- Direction
What follows is a listing; give it again exactly, in its entirety.
····················
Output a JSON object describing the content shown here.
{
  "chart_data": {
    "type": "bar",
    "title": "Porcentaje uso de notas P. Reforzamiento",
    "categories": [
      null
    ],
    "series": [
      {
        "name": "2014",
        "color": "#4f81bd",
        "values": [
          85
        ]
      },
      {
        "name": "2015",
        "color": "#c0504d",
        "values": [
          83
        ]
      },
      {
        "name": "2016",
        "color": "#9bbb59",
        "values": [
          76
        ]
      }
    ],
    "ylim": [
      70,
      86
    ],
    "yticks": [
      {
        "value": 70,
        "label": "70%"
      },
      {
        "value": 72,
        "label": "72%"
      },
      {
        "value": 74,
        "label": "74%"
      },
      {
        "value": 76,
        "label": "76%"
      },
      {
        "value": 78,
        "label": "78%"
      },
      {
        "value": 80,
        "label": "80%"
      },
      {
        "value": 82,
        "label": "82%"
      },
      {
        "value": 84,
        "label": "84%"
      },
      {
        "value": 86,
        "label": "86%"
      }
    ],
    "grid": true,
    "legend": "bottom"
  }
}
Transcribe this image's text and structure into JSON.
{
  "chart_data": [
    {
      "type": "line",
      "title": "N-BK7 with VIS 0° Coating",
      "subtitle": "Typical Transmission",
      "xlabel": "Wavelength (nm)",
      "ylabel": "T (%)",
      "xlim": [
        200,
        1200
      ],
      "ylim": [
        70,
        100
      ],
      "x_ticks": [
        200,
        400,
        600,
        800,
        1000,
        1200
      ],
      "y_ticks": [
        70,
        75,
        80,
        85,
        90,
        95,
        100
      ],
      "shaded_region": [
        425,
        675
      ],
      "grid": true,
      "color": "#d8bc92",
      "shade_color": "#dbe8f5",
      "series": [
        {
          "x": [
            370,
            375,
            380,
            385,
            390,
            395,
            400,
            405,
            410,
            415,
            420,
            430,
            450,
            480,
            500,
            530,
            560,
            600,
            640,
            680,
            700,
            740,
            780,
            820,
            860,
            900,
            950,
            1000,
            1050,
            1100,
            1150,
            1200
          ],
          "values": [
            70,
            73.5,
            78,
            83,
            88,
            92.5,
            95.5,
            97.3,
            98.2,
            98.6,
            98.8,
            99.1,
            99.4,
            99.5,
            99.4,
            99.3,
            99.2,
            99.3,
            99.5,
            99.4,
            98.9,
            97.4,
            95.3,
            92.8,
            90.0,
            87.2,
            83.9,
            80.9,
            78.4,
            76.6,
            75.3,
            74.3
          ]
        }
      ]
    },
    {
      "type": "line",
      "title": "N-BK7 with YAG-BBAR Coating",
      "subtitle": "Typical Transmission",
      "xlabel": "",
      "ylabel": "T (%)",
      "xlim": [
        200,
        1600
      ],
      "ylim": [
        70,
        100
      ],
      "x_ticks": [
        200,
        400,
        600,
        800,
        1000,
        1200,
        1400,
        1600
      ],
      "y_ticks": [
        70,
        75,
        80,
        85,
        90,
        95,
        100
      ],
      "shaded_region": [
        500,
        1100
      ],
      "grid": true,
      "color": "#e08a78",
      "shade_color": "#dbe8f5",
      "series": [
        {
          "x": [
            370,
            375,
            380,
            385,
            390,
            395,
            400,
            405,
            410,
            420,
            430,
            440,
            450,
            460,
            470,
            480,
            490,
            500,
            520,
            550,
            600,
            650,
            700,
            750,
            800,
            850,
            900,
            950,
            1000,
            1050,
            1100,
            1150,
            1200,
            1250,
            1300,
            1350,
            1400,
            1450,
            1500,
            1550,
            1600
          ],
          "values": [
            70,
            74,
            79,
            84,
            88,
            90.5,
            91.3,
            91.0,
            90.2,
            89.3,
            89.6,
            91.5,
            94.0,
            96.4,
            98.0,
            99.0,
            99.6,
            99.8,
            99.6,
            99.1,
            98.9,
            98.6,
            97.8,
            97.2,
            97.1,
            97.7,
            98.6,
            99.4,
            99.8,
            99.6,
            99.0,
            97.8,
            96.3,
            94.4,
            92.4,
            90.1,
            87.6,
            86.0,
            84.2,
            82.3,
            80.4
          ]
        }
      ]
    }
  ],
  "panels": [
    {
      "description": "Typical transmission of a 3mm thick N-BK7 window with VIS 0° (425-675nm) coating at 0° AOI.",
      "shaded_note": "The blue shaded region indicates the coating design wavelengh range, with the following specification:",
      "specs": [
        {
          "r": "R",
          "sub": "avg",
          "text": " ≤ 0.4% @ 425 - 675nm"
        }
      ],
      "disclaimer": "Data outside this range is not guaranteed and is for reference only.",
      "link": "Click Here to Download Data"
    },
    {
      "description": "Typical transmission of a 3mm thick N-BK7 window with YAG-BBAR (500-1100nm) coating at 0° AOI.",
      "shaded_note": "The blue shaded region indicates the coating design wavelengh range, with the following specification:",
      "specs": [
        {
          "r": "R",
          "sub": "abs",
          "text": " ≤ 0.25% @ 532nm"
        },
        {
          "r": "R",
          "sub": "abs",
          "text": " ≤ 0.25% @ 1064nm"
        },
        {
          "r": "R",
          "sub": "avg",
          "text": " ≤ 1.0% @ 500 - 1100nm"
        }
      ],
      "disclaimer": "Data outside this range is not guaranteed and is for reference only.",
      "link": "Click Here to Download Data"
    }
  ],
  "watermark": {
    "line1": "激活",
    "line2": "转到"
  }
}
····················
- Exercise answer
Output a JSON object describing the content shown here.
{
  "chart_data": {
    "type": "bar",
    "title": "Porcentaje uso de notas P. Reforzamiento",
    "categories": [
      null
    ],
    "series": [
      {
        "name": "2014",
        "color": "#4f81bd",
        "values": [
          85
        ]
      },
      {
        "name": "2015",
        "color": "#c0504d",
        "values": [
          83
        ]
      },
      {
        "name": "2016",
        "color": "#9bbb59",
        "values": [
          76
        ]
      }
    ],
    "ylim": [
      70,
      86
    ],
    "yticks": [
      {
        "value": 70,
        "label": "70%"
      },
      {
        "value": 72,
        "label": "72%"
      },
      {
        "value": 74,
        "label": "74%"
      },
      {
        "value": 76,
        "label": "76%"
      },
      {
        "value": 78,
        "label": "78%"
      },
      {
        "value": 80,
        "label": "80%"
      },
      {
        "value": 82,
        "label": "82%"
      },
      {
        "value": 84,
        "label": "84%"
      },
      {
        "value": 86,
        "label": "86%"
      }
    ],
    "grid": true,
    "legend": "bottom"
  }
}
Transcribe this image's text and structure into JSON.
{
  "chart_data": [
    {
      "type": "line",
      "title": "N-BK7 with VIS 0° Coating",
      "subtitle": "Typical Transmission",
      "xlabel": "Wavelength (nm)",
      "ylabel": "T (%)",
      "xlim": [
        200,
        1200
      ],
      "ylim": [
        70,
        100
      ],
      "x_ticks": [
        200,
        400,
        600,
        800,
        1000,
        1200
      ],
      "y_ticks": [
        70,
        75,
        80,
        85,
        90,
        95,
        100
      ],
      "shaded_region": [
        425,
        675
      ],
      "grid": true,
      "color": "#d8bc92",
      "shade_color": "#dbe8f5",
      "series": [
        {
          "x": [
            370,
            375,
            380,
            385,
            390,
            395,
            400,
            405,
            410,
            415,
            420,
            430,
            450,
            480,
            500,
            530,
            560,
            600,
            640,
            680,
            700,
            740,
            780,
            820,
            860,
            900,
            950,
            1000,
            1050,
            1100,
            1150,
            1200
          ],
          "values": [
            70,
            73.5,
            78,
            83,
            88,
            92.5,
            95.5,
            97.3,
            98.2,
            98.6,
            98.8,
            99.1,
            99.4,
            99.5,
            99.4,
            99.3,
            99.2,
            99.3,
            99.5,
            99.4,
            98.9,
            97.4,
            95.3,
            92.8,
            90.0,
            87.2,
            83.9,
            80.9,
            78.4,
            76.6,
            75.3,
            74.3
          ]
        }
      ]
    },
    {
      "type": "line",
      "title": "N-BK7 with YAG-BBAR Coating",
      "subtitle": "Typical Transmission",
      "xlabel": "",
      "ylabel": "T (%)",
      "xlim": [
        200,
        1600
      ],
      "ylim": [
        70,
        100
      ],
      "x_ticks": [
        200,
        400,
        600,
        800,
        1000,
        1200,
        1400,
        1600
      ],
      "y_ticks": [
        70,
        75,
        80,
        85,
        90,
        95,
        100
      ],
      "shaded_region": [
        500,
        1100
      ],
      "grid": true,
      "color": "#e08a78",
      "shade_color": "#dbe8f5",
      "series": [
        {
          "x": [
            370,
            375,
            380,
            385,
            390,
            395,
            400,
            405,
            410,
            420,
            430,
            440,
            450,
            460,
            470,
            480,
            490,
            500,
            520,
            550,
            600,
            650,
            700,
            750,
            800,
            850,
            900,
            950,
            1000,
            1050,
            1100,
            1150,
            1200,
            1250,
            1300,
            1350,
            1400,
            1450,
            1500,
            1550,
            1600
          ],
          "values": [
            70,
            74,
            79,
            84,
            88,
            90.5,
            91.3,
            91.0,
            90.2,
            89.3,
            89.6,
            91.5,
            94.0,
            96.4,
            98.0,
            99.0,
            99.6,
            99.8,
            99.6,
            99.1,
            98.9,
            98.6,
            97.8,
            97.2,
            97.1,
            97.7,
            98.6,
            99.4,
            99.8,
            99.6,
            99.0,
            97.8,
            96.3,
            94.4,
            92.4,
            90.1,
            87.6,
            86.0,
            84.2,
            82.3,
            80.4
          ]
        }
      ]
    }
  ],
  "panels": [
    {
      "description": "Typical transmission of a 3mm thick N-BK7 window with VIS 0° (425-675nm) coating at 0° AOI.",
      "shaded_note": "The blue shaded region indicates the coating design wavelengh range, with the following specification:",
      "specs": [
        {
          "r": "R",
          "sub": "avg",
          "text": " ≤ 0.4% @ 425 - 675nm"
        }
      ],
      "disclaimer": "Data outside this range is not guaranteed and is for reference only.",
      "link": "Click Here to Download Data"
    },
    {
      "description": "Typical transmission of a 3mm thick N-BK7 window with YAG-BBAR (500-1100nm) coating at 0° AOI.",
      "shaded_note": "The blue shaded region indicates the coating design wavelengh range, with the following specification:",
      "specs": [
        {
          "r": "R",
          "sub": "abs",
          "text": " ≤ 0.25% @ 532nm"
        },
        {
          "r": "R",
          "sub": "abs",
          "text": " ≤ 0.25% @ 1064nm"
        },
        {
          "r": "R",
          "sub": "avg",
          "text": " ≤ 1.0% @ 500 - 1100nm"
        }
      ],
      "disclaimer": "Data outside this range is not guaranteed and is for reference only.",
      "link": "Click Here to Download Data"
    }
  ],
  "watermark": {
    "line1": "激活",
    "line2": "转到"
  }
}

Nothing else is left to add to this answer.